Input rows →
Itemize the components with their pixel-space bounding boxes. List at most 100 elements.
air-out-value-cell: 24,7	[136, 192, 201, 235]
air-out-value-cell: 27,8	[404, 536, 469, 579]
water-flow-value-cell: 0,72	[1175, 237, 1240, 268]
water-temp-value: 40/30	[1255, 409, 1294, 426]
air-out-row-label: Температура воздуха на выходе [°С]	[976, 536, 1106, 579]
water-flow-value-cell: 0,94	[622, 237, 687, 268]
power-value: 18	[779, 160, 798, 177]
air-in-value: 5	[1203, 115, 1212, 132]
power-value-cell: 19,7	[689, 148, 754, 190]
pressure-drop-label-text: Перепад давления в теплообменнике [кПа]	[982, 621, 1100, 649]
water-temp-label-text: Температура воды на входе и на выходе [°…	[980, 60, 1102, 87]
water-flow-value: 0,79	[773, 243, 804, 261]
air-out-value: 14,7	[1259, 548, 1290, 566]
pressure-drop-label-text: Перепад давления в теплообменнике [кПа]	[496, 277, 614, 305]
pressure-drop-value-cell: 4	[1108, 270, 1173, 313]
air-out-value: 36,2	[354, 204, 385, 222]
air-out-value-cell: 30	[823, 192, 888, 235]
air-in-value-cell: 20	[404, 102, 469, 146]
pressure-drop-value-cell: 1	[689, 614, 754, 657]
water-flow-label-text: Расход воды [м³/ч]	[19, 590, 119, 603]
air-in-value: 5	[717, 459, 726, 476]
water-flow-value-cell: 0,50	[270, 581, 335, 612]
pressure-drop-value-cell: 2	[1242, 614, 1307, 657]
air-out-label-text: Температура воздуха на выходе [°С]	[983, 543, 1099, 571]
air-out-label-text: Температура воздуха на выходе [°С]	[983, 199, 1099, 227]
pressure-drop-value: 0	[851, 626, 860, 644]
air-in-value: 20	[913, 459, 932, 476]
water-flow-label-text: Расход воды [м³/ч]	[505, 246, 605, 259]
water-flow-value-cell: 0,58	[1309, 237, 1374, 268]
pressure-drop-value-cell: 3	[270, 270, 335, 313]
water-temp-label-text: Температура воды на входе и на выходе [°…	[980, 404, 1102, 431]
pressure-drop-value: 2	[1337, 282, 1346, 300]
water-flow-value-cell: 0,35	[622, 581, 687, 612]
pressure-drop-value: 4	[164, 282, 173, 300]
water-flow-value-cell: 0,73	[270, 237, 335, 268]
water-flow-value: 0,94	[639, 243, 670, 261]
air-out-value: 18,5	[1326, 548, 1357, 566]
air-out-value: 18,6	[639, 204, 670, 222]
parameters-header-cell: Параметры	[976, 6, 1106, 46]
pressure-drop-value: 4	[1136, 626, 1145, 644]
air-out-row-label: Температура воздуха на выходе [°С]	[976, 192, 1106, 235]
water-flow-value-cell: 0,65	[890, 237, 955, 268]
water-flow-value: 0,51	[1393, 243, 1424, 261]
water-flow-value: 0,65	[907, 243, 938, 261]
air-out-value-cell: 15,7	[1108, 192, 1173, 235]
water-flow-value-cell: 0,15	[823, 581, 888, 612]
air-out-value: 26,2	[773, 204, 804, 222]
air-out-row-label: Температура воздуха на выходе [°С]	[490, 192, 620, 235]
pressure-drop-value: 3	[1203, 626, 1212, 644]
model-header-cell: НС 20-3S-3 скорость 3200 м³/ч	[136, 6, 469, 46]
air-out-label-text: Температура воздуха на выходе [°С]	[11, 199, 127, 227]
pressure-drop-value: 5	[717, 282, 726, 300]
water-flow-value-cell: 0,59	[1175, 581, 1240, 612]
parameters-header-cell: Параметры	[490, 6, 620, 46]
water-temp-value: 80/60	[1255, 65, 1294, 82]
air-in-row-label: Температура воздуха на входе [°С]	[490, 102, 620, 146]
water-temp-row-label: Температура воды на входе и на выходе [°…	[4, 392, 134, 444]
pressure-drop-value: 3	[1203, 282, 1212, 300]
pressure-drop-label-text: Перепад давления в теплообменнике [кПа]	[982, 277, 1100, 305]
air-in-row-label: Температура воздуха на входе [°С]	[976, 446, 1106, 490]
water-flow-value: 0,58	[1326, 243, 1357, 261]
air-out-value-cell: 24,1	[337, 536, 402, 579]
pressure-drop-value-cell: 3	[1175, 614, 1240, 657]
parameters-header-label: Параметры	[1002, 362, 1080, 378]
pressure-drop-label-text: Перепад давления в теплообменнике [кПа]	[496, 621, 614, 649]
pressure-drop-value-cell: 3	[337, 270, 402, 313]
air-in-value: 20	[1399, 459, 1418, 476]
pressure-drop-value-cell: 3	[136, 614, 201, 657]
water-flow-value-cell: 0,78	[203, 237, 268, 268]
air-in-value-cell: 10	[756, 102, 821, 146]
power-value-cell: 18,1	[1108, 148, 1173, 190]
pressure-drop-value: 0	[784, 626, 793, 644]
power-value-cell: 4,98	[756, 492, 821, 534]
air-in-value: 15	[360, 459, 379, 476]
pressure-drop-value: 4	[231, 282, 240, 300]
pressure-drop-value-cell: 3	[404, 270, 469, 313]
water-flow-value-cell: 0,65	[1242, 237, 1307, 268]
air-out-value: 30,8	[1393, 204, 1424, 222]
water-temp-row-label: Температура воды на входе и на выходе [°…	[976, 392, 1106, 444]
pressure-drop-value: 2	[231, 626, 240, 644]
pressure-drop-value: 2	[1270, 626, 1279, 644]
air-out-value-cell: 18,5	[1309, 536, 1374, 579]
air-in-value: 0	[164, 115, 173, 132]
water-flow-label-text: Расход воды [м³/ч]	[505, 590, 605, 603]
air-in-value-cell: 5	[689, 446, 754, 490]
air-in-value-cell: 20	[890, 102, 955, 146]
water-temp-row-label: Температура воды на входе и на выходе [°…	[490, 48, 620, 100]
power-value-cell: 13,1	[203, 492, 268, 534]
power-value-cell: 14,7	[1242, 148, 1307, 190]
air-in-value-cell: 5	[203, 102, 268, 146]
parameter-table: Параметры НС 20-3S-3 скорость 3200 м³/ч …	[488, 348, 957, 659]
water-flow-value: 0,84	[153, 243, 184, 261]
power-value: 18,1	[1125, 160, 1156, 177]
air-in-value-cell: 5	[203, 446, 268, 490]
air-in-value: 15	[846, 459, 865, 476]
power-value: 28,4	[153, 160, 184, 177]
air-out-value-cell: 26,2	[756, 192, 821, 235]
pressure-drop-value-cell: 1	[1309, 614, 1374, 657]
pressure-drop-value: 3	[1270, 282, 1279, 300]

Brief →
Please rewrite the lines from the start of the records through the line containing "548, 1290, 566]", inclusive, as a JSON list of strings with one string per line and blank lines left out.

Expected answer →
[
  "Itemize the components with their pixel-space bounding boxes. List at most 100 elements.",
  "air-out-value-cell: 24,7\t[136, 192, 201, 235]",
  "air-out-value-cell: 27,8\t[404, 536, 469, 579]",
  "water-flow-value-cell: 0,72\t[1175, 237, 1240, 268]",
  "water-temp-value: 40/30\t[1255, 409, 1294, 426]",
  "air-out-row-label: Температура воздуха на выходе [°С]\t[976, 536, 1106, 579]",
  "water-flow-value-cell: 0,94\t[622, 237, 687, 268]",
  "power-value: 18\t[779, 160, 798, 177]",
  "air-in-value: 5\t[1203, 115, 1212, 132]",
  "power-value-cell: 19,7\t[689, 148, 754, 190]",
  "pressure-drop-label-text: Перепад давления в теплообменнике [кПа]\t[982, 621, 1100, 649]",
  "water-temp-label-text: Температура воды на входе и на выходе [°…\t[980, 60, 1102, 87]",
  "water-flow-value: 0,79\t[773, 243, 804, 261]",
  "air-out-value: 14,7\t[1259, 548, 1290, 566]"
]